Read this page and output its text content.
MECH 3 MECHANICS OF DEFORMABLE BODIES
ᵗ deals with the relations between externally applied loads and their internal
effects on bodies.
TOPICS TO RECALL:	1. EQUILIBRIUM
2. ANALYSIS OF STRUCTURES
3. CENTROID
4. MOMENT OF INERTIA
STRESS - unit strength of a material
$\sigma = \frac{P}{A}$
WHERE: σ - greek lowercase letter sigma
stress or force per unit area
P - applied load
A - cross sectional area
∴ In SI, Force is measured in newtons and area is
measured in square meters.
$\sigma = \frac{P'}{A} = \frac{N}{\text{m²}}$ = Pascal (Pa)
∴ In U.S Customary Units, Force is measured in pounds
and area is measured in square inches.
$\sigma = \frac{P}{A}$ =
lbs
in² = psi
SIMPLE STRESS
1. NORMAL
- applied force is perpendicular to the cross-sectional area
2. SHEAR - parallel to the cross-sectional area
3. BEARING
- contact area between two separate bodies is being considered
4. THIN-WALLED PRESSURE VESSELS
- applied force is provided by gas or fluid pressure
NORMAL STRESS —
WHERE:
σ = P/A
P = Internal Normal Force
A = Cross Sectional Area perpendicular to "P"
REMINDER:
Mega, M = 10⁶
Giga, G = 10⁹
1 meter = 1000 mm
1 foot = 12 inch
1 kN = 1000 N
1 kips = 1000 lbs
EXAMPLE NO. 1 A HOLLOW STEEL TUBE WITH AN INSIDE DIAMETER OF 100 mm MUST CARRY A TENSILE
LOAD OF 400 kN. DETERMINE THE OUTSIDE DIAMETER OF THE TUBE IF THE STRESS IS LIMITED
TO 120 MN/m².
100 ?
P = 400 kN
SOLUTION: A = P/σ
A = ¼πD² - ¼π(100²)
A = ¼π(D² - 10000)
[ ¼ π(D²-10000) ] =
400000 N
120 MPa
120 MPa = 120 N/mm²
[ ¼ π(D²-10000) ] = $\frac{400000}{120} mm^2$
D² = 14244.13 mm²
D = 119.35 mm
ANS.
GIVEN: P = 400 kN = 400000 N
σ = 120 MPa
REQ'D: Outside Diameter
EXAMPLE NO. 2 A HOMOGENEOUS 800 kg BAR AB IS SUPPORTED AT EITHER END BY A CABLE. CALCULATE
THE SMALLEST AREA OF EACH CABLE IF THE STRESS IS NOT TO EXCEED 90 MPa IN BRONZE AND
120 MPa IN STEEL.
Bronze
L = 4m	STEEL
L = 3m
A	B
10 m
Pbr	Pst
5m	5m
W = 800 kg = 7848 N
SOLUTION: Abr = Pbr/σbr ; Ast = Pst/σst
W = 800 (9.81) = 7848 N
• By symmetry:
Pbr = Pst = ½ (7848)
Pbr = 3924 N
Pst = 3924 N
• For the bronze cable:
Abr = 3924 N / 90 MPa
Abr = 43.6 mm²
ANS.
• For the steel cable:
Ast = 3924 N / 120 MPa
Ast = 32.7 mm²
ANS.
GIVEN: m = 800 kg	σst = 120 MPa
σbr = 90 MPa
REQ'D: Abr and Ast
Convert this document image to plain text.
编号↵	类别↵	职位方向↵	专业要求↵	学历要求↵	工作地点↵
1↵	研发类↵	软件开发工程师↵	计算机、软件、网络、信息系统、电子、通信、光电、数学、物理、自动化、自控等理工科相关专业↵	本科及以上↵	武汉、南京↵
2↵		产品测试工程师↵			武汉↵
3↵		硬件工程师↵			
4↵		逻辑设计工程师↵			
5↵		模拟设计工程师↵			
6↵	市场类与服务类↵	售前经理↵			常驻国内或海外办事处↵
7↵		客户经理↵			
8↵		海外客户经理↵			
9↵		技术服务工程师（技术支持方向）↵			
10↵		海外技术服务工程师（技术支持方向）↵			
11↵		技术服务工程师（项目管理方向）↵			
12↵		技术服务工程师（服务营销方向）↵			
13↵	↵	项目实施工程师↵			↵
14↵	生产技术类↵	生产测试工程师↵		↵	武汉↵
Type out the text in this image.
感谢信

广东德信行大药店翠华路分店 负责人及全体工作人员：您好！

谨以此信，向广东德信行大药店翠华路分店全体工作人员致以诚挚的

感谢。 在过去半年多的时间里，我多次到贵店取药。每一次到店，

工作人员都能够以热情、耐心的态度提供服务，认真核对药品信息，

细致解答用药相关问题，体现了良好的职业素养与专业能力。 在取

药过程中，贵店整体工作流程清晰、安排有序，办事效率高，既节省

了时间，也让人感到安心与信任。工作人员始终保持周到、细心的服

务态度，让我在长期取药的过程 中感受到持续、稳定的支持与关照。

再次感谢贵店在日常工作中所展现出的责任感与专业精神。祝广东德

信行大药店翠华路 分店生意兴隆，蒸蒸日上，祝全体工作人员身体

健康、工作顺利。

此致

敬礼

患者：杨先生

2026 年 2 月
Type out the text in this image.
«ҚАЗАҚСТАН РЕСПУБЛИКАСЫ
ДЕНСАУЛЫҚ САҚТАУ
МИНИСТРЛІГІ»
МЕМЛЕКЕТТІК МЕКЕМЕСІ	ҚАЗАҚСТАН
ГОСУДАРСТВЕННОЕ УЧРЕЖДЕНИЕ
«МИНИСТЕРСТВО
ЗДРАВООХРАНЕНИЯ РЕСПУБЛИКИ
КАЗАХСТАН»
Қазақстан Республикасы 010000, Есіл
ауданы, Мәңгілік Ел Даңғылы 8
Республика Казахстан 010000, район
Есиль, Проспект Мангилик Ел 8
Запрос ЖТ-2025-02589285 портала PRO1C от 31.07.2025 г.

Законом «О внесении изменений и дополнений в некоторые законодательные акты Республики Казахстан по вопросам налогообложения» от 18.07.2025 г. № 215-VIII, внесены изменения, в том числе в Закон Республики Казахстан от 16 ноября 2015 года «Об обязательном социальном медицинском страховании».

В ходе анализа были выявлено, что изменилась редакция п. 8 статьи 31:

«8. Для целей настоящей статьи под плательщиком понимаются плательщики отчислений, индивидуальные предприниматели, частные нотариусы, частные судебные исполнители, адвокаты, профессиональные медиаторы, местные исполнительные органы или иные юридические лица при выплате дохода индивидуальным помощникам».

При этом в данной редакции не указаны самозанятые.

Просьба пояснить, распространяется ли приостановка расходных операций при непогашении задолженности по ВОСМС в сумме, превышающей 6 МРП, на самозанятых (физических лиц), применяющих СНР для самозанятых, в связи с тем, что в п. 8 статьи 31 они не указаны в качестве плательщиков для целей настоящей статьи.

◆ ◆ ◆ ◆

▶ _TASK DESCRIPTION_: Repeat every entry exactly as written above.

▶ _ANSWER TO THIS TASK_:
Read this page and output its text content.
MECH 3 MECHANICS OF DEFORMABLE BODIES
ᵗ deals with the relations between externally applied loads and their internal
effects on bodies.
TOPICS TO RECALL:	1. EQUILIBRIUM
2. ANALYSIS OF STRUCTURES
3. CENTROID
4. MOMENT OF INERTIA
STRESS - unit strength of a material
$\sigma = \frac{P}{A}$
WHERE: σ - greek lowercase letter sigma
stress or force per unit area
P - applied load
A - cross sectional area
∴ In SI, Force is measured in newtons and area is
measured in square meters.
$\sigma = \frac{P'}{A} = \frac{N}{\text{m²}}$ = Pascal (Pa)
∴ In U.S Customary Units, Force is measured in pounds
and area is measured in square inches.
$\sigma = \frac{P}{A}$ =
lbs
in² = psi
SIMPLE STRESS
1. NORMAL
- applied force is perpendicular to the cross-sectional area
2. SHEAR - parallel to the cross-sectional area
3. BEARING
- contact area between two separate bodies is being considered
4. THIN-WALLED PRESSURE VESSELS
- applied force is provided by gas or fluid pressure
NORMAL STRESS —
WHERE:
σ = P/A
P = Internal Normal Force
A = Cross Sectional Area perpendicular to "P"
REMINDER:
Mega, M = 10⁶
Giga, G = 10⁹
1 meter = 1000 mm
1 foot = 12 inch
1 kN = 1000 N
1 kips = 1000 lbs
EXAMPLE NO. 1 A HOLLOW STEEL TUBE WITH AN INSIDE DIAMETER OF 100 mm MUST CARRY A TENSILE
LOAD OF 400 kN. DETERMINE THE OUTSIDE DIAMETER OF THE TUBE IF THE STRESS IS LIMITED
TO 120 MN/m².
100 ?
P = 400 kN
SOLUTION: A = P/σ
A = ¼πD² - ¼π(100²)
A = ¼π(D² - 10000)
[ ¼ π(D²-10000) ] =
400000 N
120 MPa
120 MPa = 120 N/mm²
[ ¼ π(D²-10000) ] = $\frac{400000}{120} mm^2$
D² = 14244.13 mm²
D = 119.35 mm
ANS.
GIVEN: P = 400 kN = 400000 N
σ = 120 MPa
REQ'D: Outside Diameter
EXAMPLE NO. 2 A HOMOGENEOUS 800 kg BAR AB IS SUPPORTED AT EITHER END BY A CABLE. CALCULATE
THE SMALLEST AREA OF EACH CABLE IF THE STRESS IS NOT TO EXCEED 90 MPa IN BRONZE AND
120 MPa IN STEEL.
Bronze
L = 4m	STEEL
L = 3m
A	B
10 m
Pbr	Pst
5m	5m
W = 800 kg = 7848 N
SOLUTION: Abr = Pbr/σbr ; Ast = Pst/σst
W = 800 (9.81) = 7848 N
• By symmetry:
Pbr = Pst = ½ (7848)
Pbr = 3924 N
Pst = 3924 N
• For the bronze cable:
Abr = 3924 N / 90 MPa
Abr = 43.6 mm²
ANS.
• For the steel cable:
Ast = 3924 N / 120 MPa
Ast = 32.7 mm²
ANS.
GIVEN: m = 800 kg	σst = 120 MPa
σbr = 90 MPa
REQ'D: Abr and Ast
Convert this document image to plain text.
编号↵	类别↵	职位方向↵	专业要求↵	学历要求↵	工作地点↵
1↵	研发类↵	软件开发工程师↵	计算机、软件、网络、信息系统、电子、通信、光电、数学、物理、自动化、自控等理工科相关专业↵	本科及以上↵	武汉、南京↵
2↵		产品测试工程师↵			武汉↵
3↵		硬件工程师↵			
4↵		逻辑设计工程师↵			
5↵		模拟设计工程师↵			
6↵	市场类与服务类↵	售前经理↵			常驻国内或海外办事处↵
7↵		客户经理↵			
8↵		海外客户经理↵			
9↵		技术服务工程师（技术支持方向）↵			
10↵		海外技术服务工程师（技术支持方向）↵			
11↵		技术服务工程师（项目管理方向）↵			
12↵		技术服务工程师（服务营销方向）↵			
13↵	↵	项目实施工程师↵			↵
14↵	生产技术类↵	生产测试工程师↵		↵	武汉↵
Type out the text in this image.
感谢信

广东德信行大药店翠华路分店 负责人及全体工作人员：您好！

谨以此信，向广东德信行大药店翠华路分店全体工作人员致以诚挚的

感谢。 在过去半年多的时间里，我多次到贵店取药。每一次到店，

工作人员都能够以热情、耐心的态度提供服务，认真核对药品信息，

细致解答用药相关问题，体现了良好的职业素养与专业能力。 在取

药过程中，贵店整体工作流程清晰、安排有序，办事效率高，既节省

了时间，也让人感到安心与信任。工作人员始终保持周到、细心的服

务态度，让我在长期取药的过程 中感受到持续、稳定的支持与关照。

再次感谢贵店在日常工作中所展现出的责任感与专业精神。祝广东德

信行大药店翠华路 分店生意兴隆，蒸蒸日上，祝全体工作人员身体

健康、工作顺利。

此致

敬礼

患者：杨先生

2026 年 2 月
Type out the text in this image.
«ҚАЗАҚСТАН РЕСПУБЛИКАСЫ
ДЕНСАУЛЫҚ САҚТАУ
МИНИСТРЛІГІ»
МЕМЛЕКЕТТІК МЕКЕМЕСІ	ҚАЗАҚСТАН
ГОСУДАРСТВЕННОЕ УЧРЕЖДЕНИЕ
«МИНИСТЕРСТВО
ЗДРАВООХРАНЕНИЯ РЕСПУБЛИКИ
КАЗАХСТАН»
Қазақстан Республикасы 010000, Есіл
ауданы, Мәңгілік Ел Даңғылы 8
Республика Казахстан 010000, район
Есиль, Проспект Мангилик Ел 8
Запрос ЖТ-2025-02589285 портала PRO1C от 31.07.2025 г.

Законом «О внесении изменений и дополнений в некоторые законодательные акты Республики Казахстан по вопросам налогообложения» от 18.07.2025 г. № 215-VIII, внесены изменения, в том числе в Закон Республики Казахстан от 16 ноября 2015 года «Об обязательном социальном медицинском страховании».

В ходе анализа были выявлено, что изменилась редакция п. 8 статьи 31:

«8. Для целей настоящей статьи под плательщиком понимаются плательщики отчислений, индивидуальные предприниматели, частные нотариусы, частные судебные исполнители, адвокаты, профессиональные медиаторы, местные исполнительные органы или иные юридические лица при выплате дохода индивидуальным помощникам».

При этом в данной редакции не указаны самозанятые.

Просьба пояснить, распространяется ли приостановка расходных операций при непогашении задолженности по ВОСМС в сумме, превышающей 6 МРП, на самозанятых (физических лиц), применяющих СНР для самозанятых, в связи с тем, что в п. 8 статьи 31 они не указаны в качестве плательщиков для целей настоящей статьи.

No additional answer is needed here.